[AIM OF THE EXERCISE]
Copy these records word for word, leaving out the pictures.
====
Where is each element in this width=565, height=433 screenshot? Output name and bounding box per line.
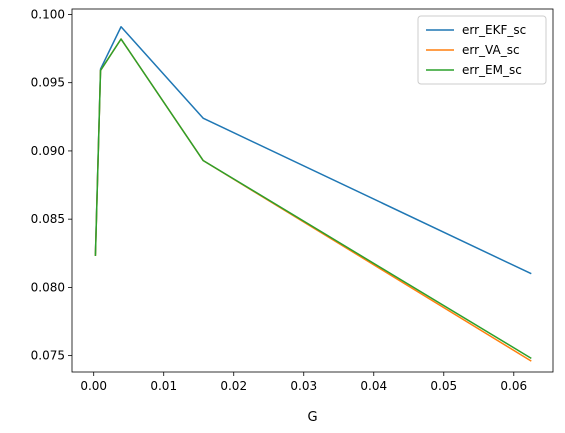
x-tick-label: 0.03 [290, 379, 317, 393]
legend: err_EKF_sc err_VA_sc err_EM_sc [417, 15, 547, 85]
plot-frame [71, 8, 554, 373]
y-tick-label: 0.100 [31, 7, 65, 21]
x-axis: 0.00 0.01 0.02 0.03 0.04 0.05 0.06 [80, 372, 527, 393]
y-axis: 0.075 0.080 0.085 0.090 0.095 0.100 [31, 7, 72, 363]
plot-lines [94, 25, 532, 362]
x-tick-label: 0.01 [150, 379, 177, 393]
series-line-err_VA_sc [94, 38, 532, 362]
x-tick-label: 0.05 [430, 379, 457, 393]
x-tick-label: 0.06 [500, 379, 527, 393]
legend-label: err_EM_sc [462, 63, 522, 77]
y-tick-label: 0.095 [31, 76, 65, 90]
x-tick-label: 0.02 [220, 379, 247, 393]
x-tick-label: 0.04 [360, 379, 387, 393]
y-tick-label: 0.080 [31, 280, 65, 294]
y-tick-label: 0.085 [31, 212, 65, 226]
legend-label: err_EKF_sc [462, 23, 526, 37]
y-tick-label: 0.090 [31, 144, 65, 158]
series-line-err_EM_sc [94, 38, 532, 359]
x-axis-label: G [307, 410, 317, 425]
legend-label: err_VA_sc [462, 43, 520, 57]
x-tick-label: 0.00 [80, 379, 107, 393]
y-tick-label: 0.075 [31, 349, 65, 363]
legend-box [417, 15, 547, 85]
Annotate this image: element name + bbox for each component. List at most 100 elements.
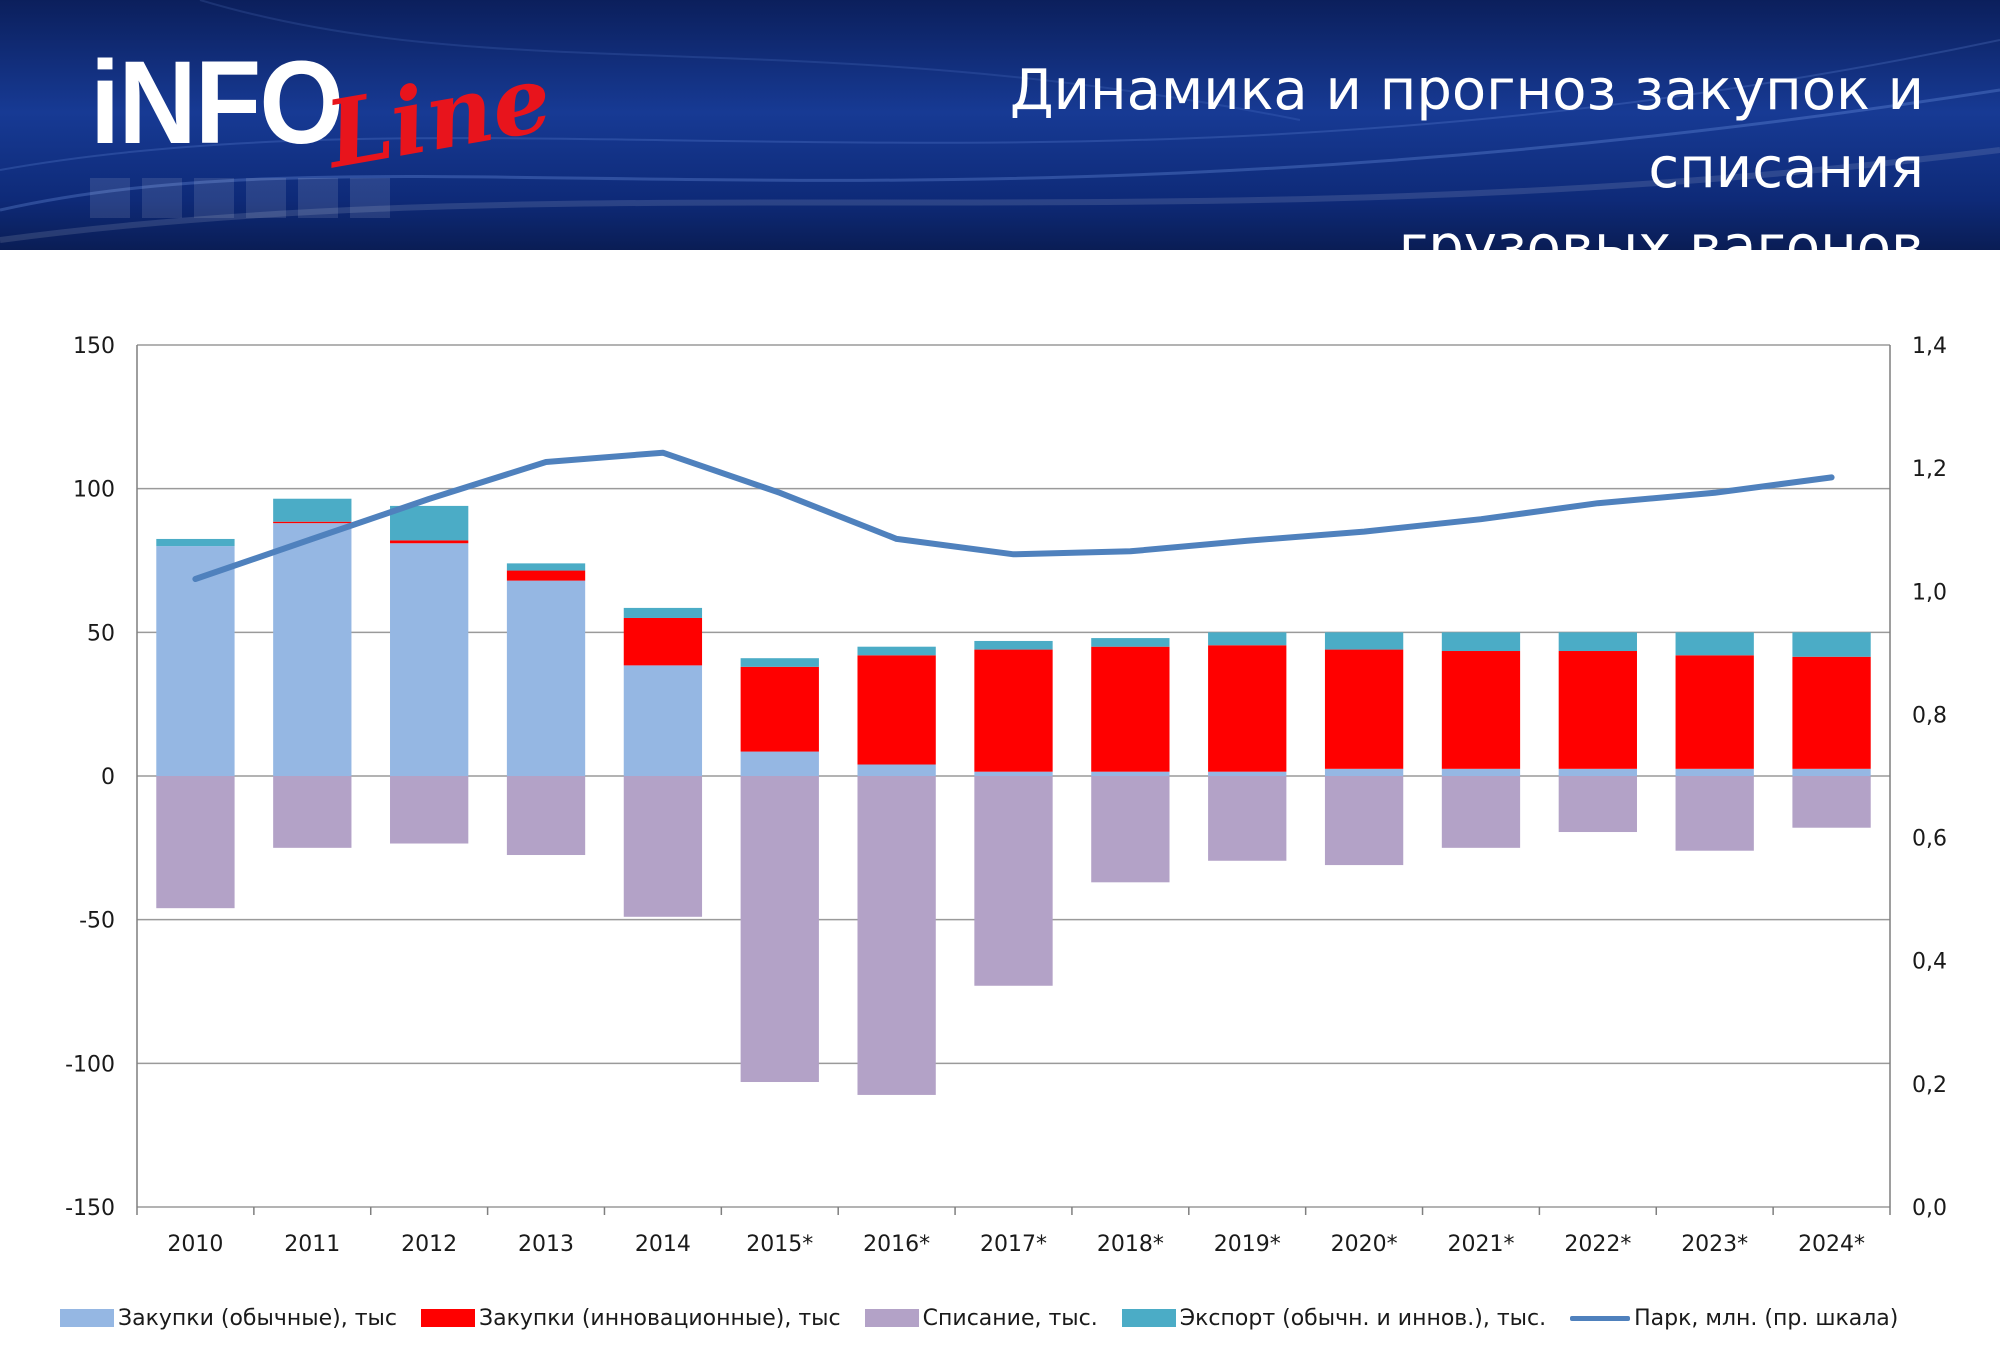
====
[CORRECT ANSWER]
Where is each element in this width=565, height=433 screenshot? Output name and bounding box per line.
x-tick-label: 0.03 [290, 379, 317, 393]
legend: err_EKF_sc err_VA_sc err_EM_sc [417, 15, 547, 85]
plot-frame [71, 8, 554, 373]
y-tick-label: 0.100 [31, 7, 65, 21]
x-axis: 0.00 0.01 0.02 0.03 0.04 0.05 0.06 [80, 372, 527, 393]
y-axis: 0.075 0.080 0.085 0.090 0.095 0.100 [31, 7, 72, 363]
plot-lines [94, 25, 532, 362]
x-tick-label: 0.01 [150, 379, 177, 393]
series-line-err_VA_sc [94, 38, 532, 362]
x-tick-label: 0.05 [430, 379, 457, 393]
x-tick-label: 0.06 [500, 379, 527, 393]
legend-label: err_EM_sc [462, 63, 522, 77]
y-tick-label: 0.095 [31, 76, 65, 90]
x-tick-label: 0.02 [220, 379, 247, 393]
x-tick-label: 0.04 [360, 379, 387, 393]
y-tick-label: 0.080 [31, 280, 65, 294]
y-tick-label: 0.085 [31, 212, 65, 226]
legend-label: err_EKF_sc [462, 23, 526, 37]
y-tick-label: 0.090 [31, 144, 65, 158]
series-line-err_EM_sc [94, 38, 532, 359]
x-axis-label: G [307, 410, 317, 425]
legend-label: err_VA_sc [462, 43, 520, 57]
x-tick-label: 0.00 [80, 379, 107, 393]
y-tick-label: 0.075 [31, 349, 65, 363]
legend-box [417, 15, 547, 85]
Annotate this image: element name + bbox for each component. List at most 100 elements.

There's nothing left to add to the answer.